A run of records
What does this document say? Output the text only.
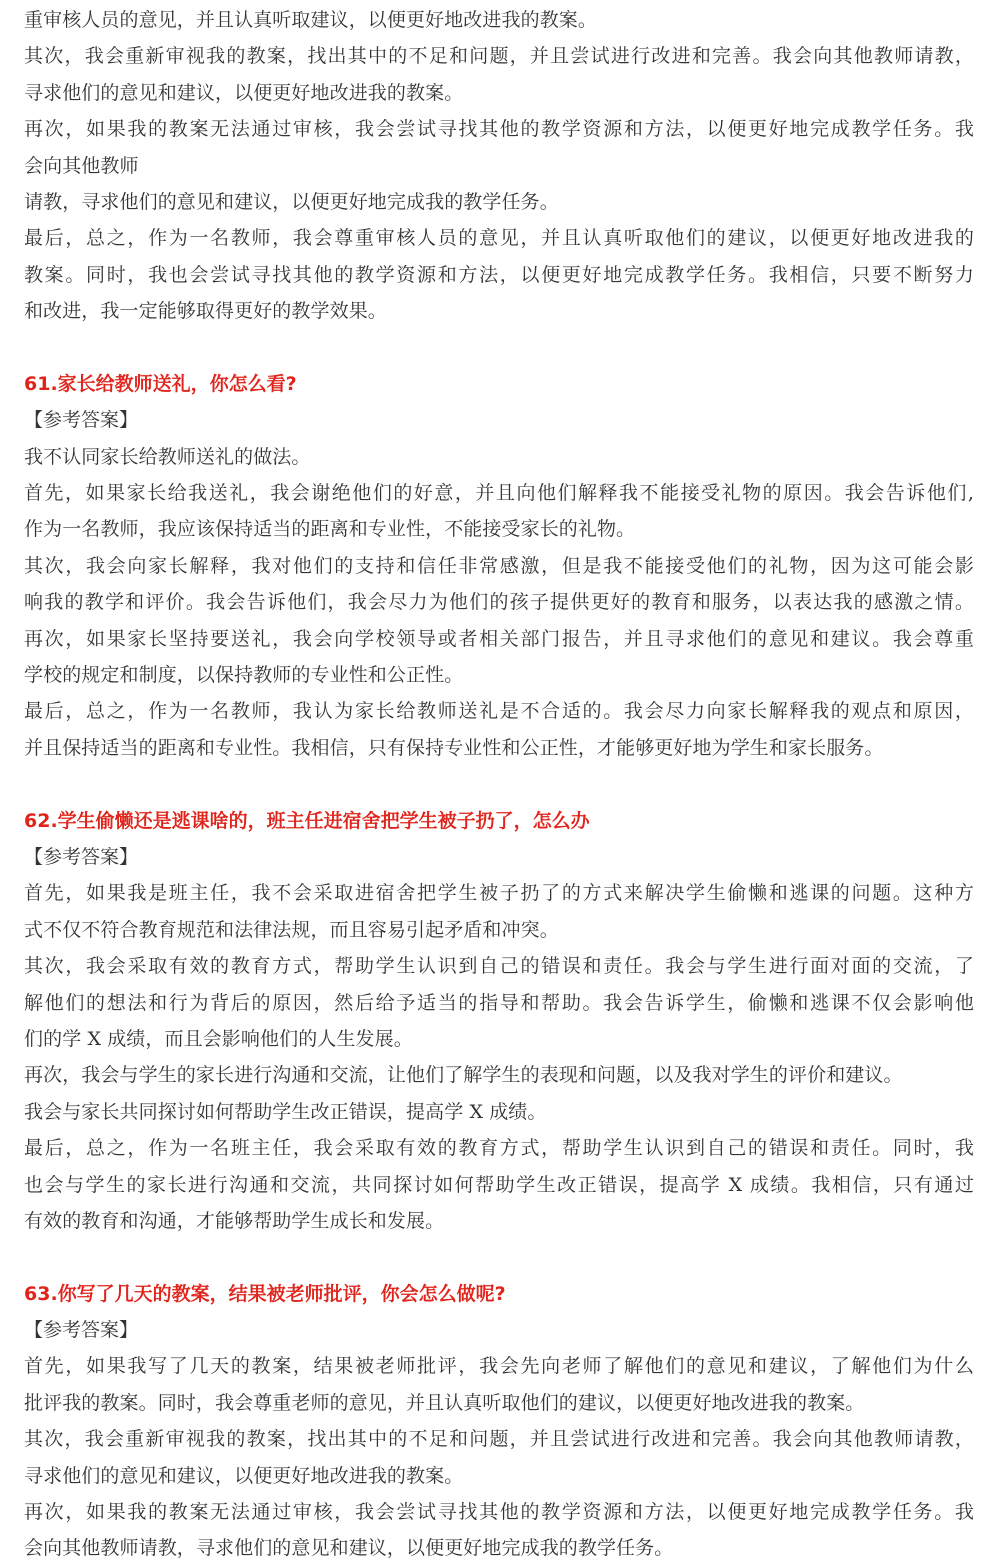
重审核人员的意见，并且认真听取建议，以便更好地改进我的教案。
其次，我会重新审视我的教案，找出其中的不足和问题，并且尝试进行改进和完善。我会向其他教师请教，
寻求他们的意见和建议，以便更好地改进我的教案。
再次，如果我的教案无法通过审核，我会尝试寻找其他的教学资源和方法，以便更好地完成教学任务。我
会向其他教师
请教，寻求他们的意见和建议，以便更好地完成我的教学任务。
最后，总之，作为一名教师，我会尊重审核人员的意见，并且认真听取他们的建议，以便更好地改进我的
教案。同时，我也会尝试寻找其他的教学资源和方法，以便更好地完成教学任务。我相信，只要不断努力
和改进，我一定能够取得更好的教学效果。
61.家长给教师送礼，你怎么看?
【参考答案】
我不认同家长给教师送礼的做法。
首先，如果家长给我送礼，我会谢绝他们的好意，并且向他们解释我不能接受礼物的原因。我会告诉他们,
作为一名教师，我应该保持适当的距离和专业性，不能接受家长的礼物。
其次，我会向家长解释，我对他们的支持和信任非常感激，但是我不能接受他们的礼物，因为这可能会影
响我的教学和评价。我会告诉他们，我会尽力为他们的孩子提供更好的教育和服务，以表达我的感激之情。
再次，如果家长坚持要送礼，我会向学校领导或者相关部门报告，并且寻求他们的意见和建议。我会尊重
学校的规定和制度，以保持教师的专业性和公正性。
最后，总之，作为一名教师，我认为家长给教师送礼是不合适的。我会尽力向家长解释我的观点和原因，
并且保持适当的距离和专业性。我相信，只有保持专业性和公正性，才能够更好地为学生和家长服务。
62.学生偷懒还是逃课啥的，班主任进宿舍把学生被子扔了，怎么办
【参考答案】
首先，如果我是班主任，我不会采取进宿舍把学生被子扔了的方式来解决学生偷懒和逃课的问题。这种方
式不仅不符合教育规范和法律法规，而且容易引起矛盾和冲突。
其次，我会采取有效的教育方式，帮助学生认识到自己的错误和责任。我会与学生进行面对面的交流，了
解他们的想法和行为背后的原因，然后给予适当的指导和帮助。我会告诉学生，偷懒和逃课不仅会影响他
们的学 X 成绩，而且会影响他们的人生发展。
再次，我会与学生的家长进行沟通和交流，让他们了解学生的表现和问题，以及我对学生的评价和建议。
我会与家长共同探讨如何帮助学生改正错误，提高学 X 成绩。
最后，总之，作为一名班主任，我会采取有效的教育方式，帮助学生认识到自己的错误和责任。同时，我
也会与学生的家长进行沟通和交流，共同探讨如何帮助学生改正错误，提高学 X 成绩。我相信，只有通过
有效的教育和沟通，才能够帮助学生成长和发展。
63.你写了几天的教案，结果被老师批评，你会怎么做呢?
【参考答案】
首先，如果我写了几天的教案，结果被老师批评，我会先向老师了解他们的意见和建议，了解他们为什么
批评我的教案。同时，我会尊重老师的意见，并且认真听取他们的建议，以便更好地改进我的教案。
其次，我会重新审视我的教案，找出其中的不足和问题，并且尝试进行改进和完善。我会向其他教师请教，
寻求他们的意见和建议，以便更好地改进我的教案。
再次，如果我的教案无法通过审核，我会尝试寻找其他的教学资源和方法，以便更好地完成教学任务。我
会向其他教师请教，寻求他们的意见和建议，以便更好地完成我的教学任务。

--

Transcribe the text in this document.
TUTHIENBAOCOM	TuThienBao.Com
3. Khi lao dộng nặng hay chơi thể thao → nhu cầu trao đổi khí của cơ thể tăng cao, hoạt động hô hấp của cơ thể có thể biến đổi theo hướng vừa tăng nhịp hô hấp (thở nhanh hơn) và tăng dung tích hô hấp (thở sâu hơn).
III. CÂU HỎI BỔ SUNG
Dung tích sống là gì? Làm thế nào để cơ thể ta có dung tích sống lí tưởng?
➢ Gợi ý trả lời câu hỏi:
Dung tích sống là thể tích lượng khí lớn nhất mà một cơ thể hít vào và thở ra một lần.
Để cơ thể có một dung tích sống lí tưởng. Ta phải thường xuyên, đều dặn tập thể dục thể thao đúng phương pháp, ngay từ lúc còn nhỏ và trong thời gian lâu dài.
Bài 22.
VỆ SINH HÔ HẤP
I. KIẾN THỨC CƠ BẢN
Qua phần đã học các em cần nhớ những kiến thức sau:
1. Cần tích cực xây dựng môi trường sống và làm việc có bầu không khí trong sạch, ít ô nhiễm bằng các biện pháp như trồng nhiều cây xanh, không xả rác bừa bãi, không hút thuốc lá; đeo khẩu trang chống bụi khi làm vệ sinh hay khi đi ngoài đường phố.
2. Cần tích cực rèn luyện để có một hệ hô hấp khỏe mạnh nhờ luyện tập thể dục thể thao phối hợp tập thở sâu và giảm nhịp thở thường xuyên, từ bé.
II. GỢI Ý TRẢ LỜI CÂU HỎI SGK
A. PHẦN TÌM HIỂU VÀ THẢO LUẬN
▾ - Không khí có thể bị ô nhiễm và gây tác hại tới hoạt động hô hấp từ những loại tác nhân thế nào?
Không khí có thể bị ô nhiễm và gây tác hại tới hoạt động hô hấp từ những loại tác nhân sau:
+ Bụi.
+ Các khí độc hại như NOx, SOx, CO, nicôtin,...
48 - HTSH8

:: TASK BRIEF ::
Your answer should be one number: how many lines of the listing include the word "trong".

:: TASK RESULT ::
2